All entries are to be quoted exactly; the images stay out of the copy.

*Figure contents as structured data*

-*-

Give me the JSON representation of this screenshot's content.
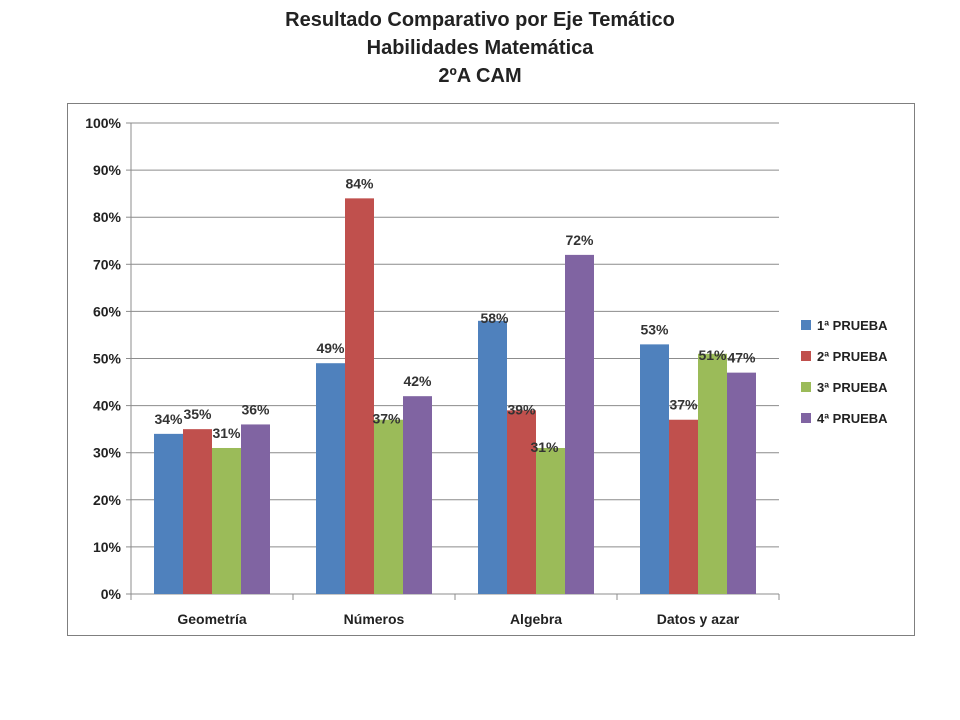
{
  "chart_data": {
    "type": "bar",
    "title": [
      "Resultado Comparativo por Eje Temático",
      "Habilidades Matemática",
      "2ºA CAM"
    ],
    "categories": [
      "Geometría",
      "Números",
      "Algebra",
      "Datos y azar"
    ],
    "series": [
      {
        "name": "1ª PRUEBA",
        "color": "#4f81bd",
        "values": [
          34,
          49,
          58,
          53
        ]
      },
      {
        "name": "2ª PRUEBA",
        "color": "#c0504d",
        "values": [
          35,
          84,
          39,
          37
        ]
      },
      {
        "name": "3ª PRUEBA",
        "color": "#9bbb59",
        "values": [
          31,
          37,
          31,
          51
        ]
      },
      {
        "name": "4ª PRUEBA",
        "color": "#8064a2",
        "values": [
          36,
          42,
          72,
          47
        ]
      }
    ],
    "ylim": [
      0,
      100
    ],
    "yticks": [
      "0%",
      "10%",
      "20%",
      "30%",
      "40%",
      "50%",
      "60%",
      "70%",
      "80%",
      "90%",
      "100%"
    ],
    "value_suffix": "%",
    "grid": true,
    "legend_position": "right"
  }
}
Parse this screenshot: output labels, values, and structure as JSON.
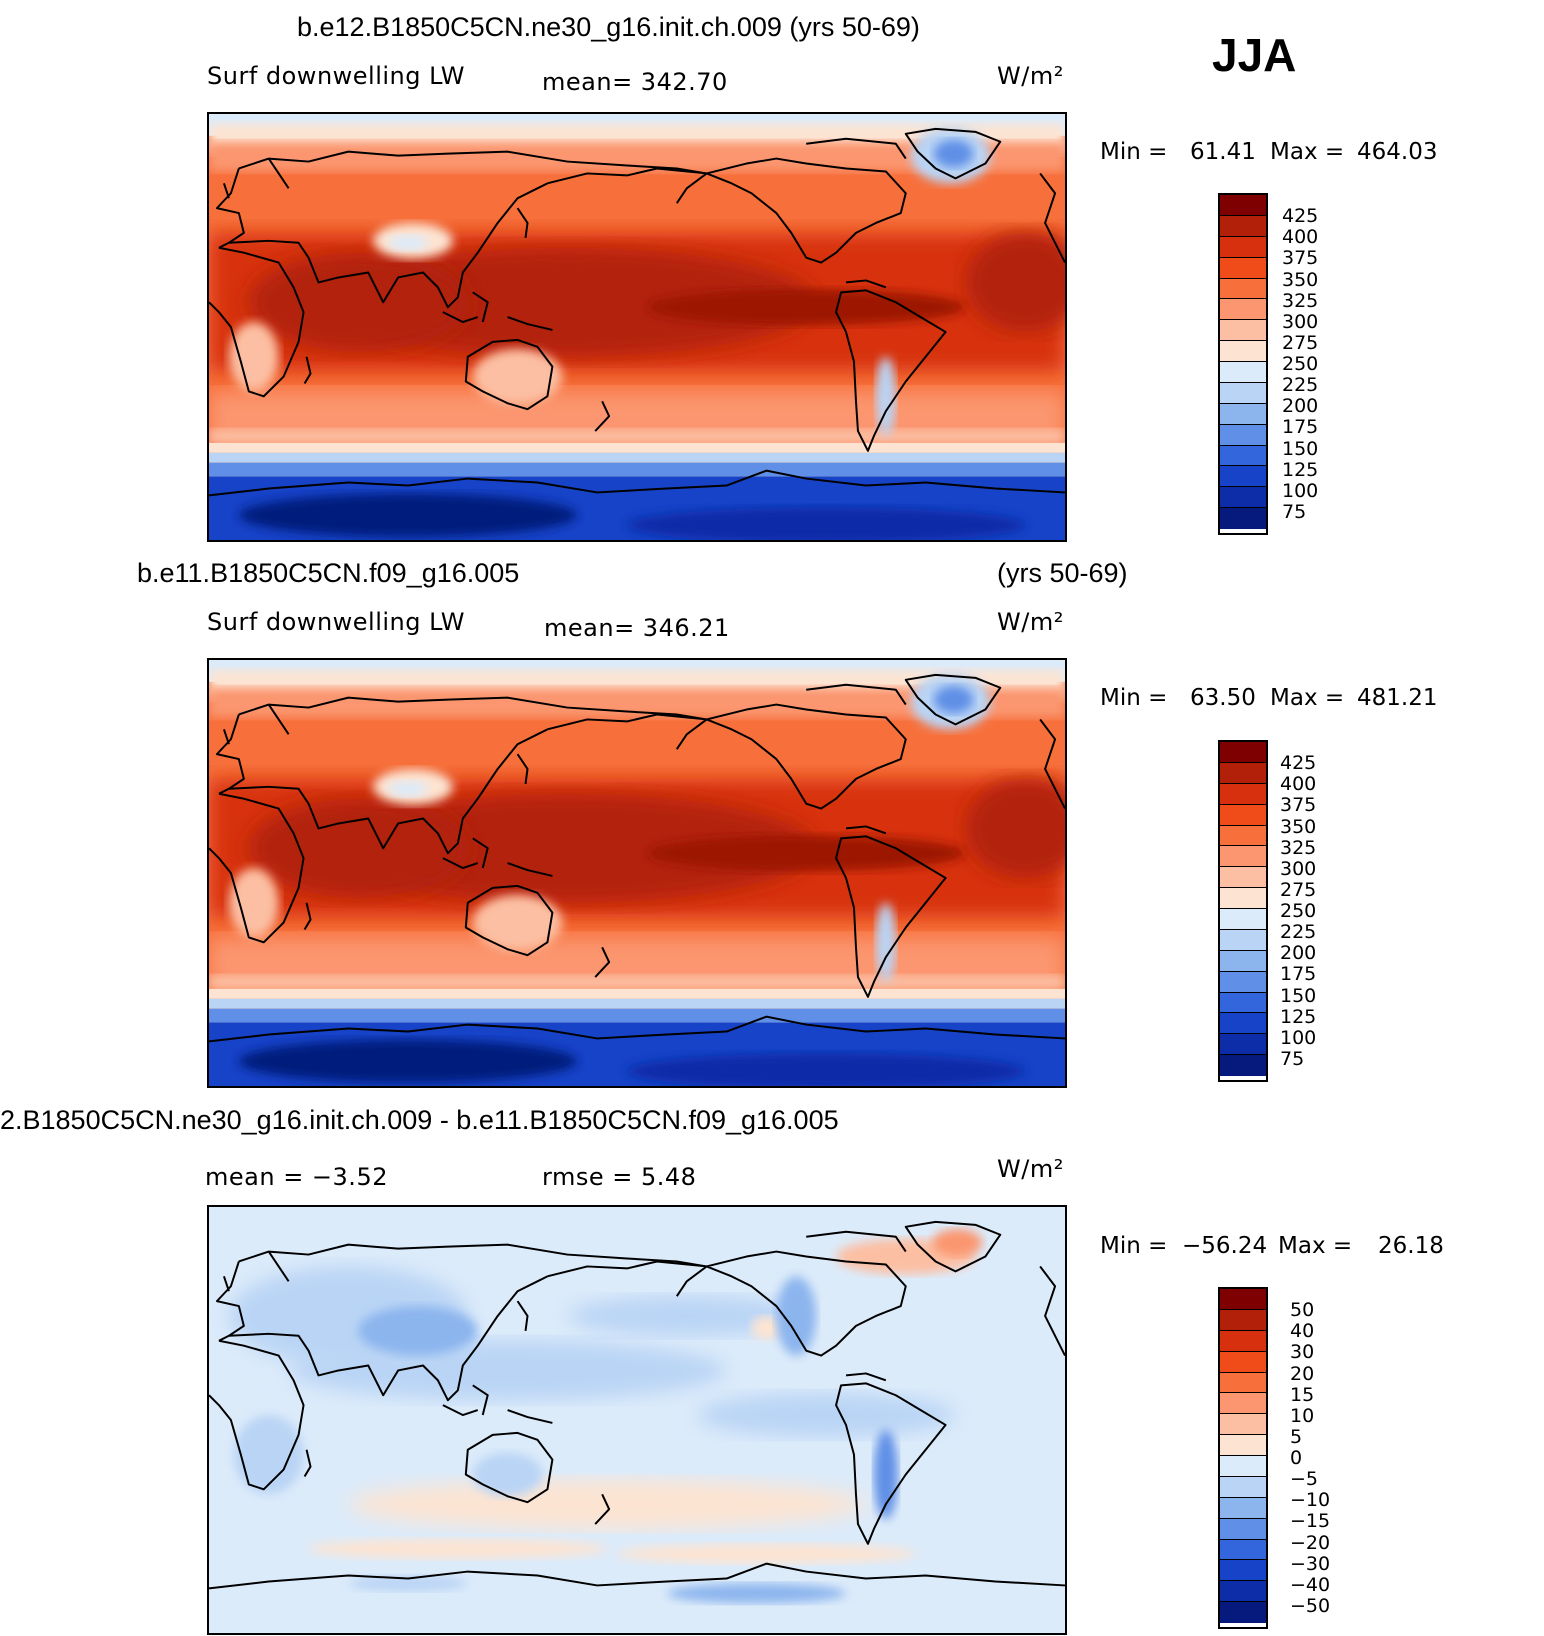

-*-

*Output*
Give me the JSON representation of this screenshot's content.
{
  "chart_data": {
    "type": "bar",
    "title": [
      "Resultado Comparativo por Eje Temático",
      "Habilidades Matemática",
      "2ºA CAM"
    ],
    "categories": [
      "Geometría",
      "Números",
      "Algebra",
      "Datos y azar"
    ],
    "series": [
      {
        "name": "1ª PRUEBA",
        "color": "#4f81bd",
        "values": [
          34,
          49,
          58,
          53
        ]
      },
      {
        "name": "2ª PRUEBA",
        "color": "#c0504d",
        "values": [
          35,
          84,
          39,
          37
        ]
      },
      {
        "name": "3ª PRUEBA",
        "color": "#9bbb59",
        "values": [
          31,
          37,
          31,
          51
        ]
      },
      {
        "name": "4ª PRUEBA",
        "color": "#8064a2",
        "values": [
          36,
          42,
          72,
          47
        ]
      }
    ],
    "ylim": [
      0,
      100
    ],
    "yticks": [
      "0%",
      "10%",
      "20%",
      "30%",
      "40%",
      "50%",
      "60%",
      "70%",
      "80%",
      "90%",
      "100%"
    ],
    "value_suffix": "%",
    "grid": true,
    "legend_position": "right"
  }
}
Parse this screenshot: output labels, values, and structure as JSON.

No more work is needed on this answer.